**YOUR OBJECTIVE**
Scale the listing from the line with "Give me the" to the line with "Segment this screenshot: for", both lines included. Write all those lines out again, requests too, but multiply every bounding-box coordinate in the answers by 0.75 and round to whole numbers, rounding halves up, and leave out the pictures.

**RECORDS SUPPLIED**
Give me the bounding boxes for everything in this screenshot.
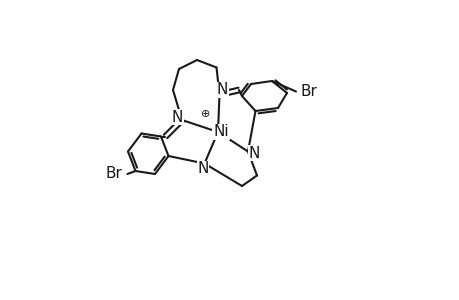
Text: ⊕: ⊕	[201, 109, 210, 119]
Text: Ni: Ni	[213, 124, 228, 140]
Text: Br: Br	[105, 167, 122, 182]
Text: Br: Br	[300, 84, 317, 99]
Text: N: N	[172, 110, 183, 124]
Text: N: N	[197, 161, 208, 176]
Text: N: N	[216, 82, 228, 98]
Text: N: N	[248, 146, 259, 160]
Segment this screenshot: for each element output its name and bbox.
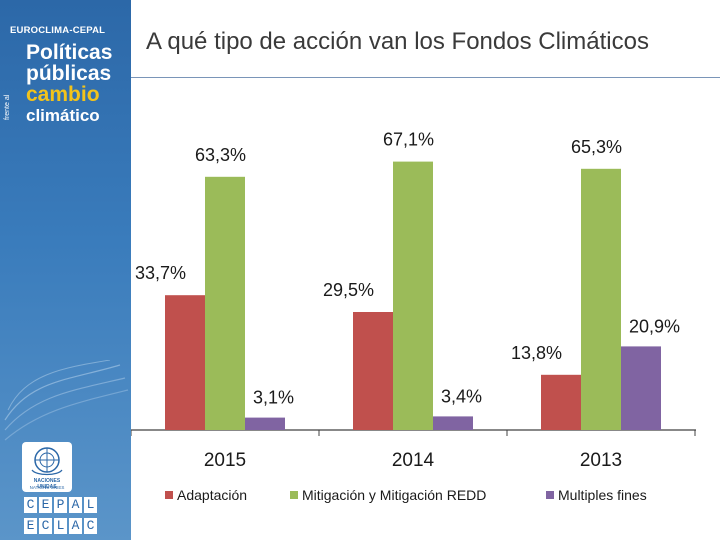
--
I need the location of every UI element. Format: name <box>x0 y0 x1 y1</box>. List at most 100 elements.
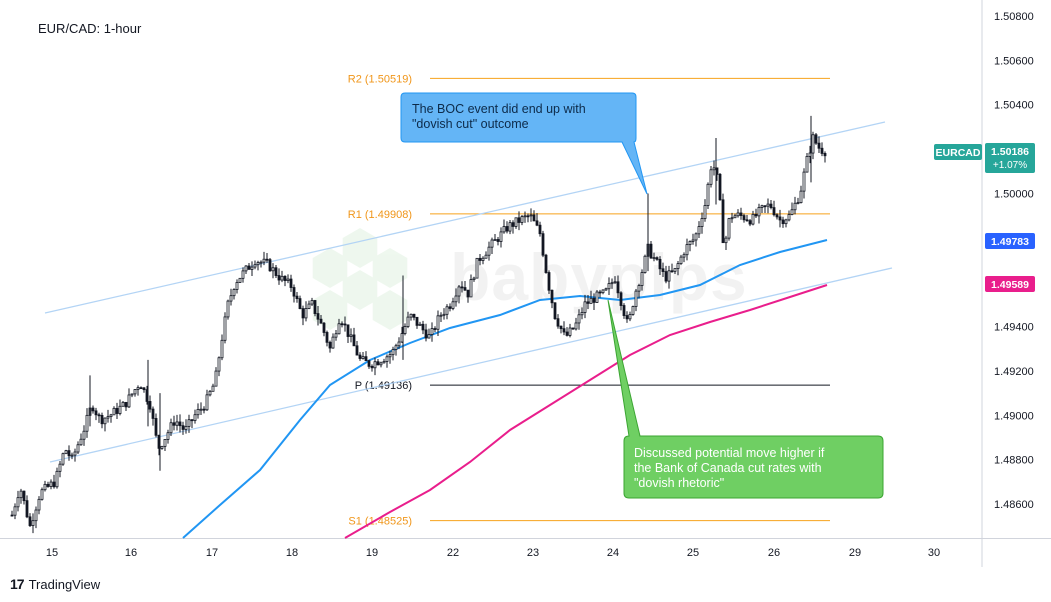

**ANSWER**
Give me the bounding boxes for everything in this screenshot.
Text: ⊕: ⊕	[151, 82, 158, 89]
Text: Ni: Ni	[160, 93, 171, 105]
Text: Br: Br	[79, 125, 92, 137]
Text: Br: Br	[225, 63, 238, 74]
Text: N: N	[129, 83, 137, 93]
Text: N: N	[148, 121, 156, 132]
Text: N: N	[162, 62, 171, 74]
Text: N: N	[186, 110, 194, 120]
Segment this screenshot: for each element output its name and bbox.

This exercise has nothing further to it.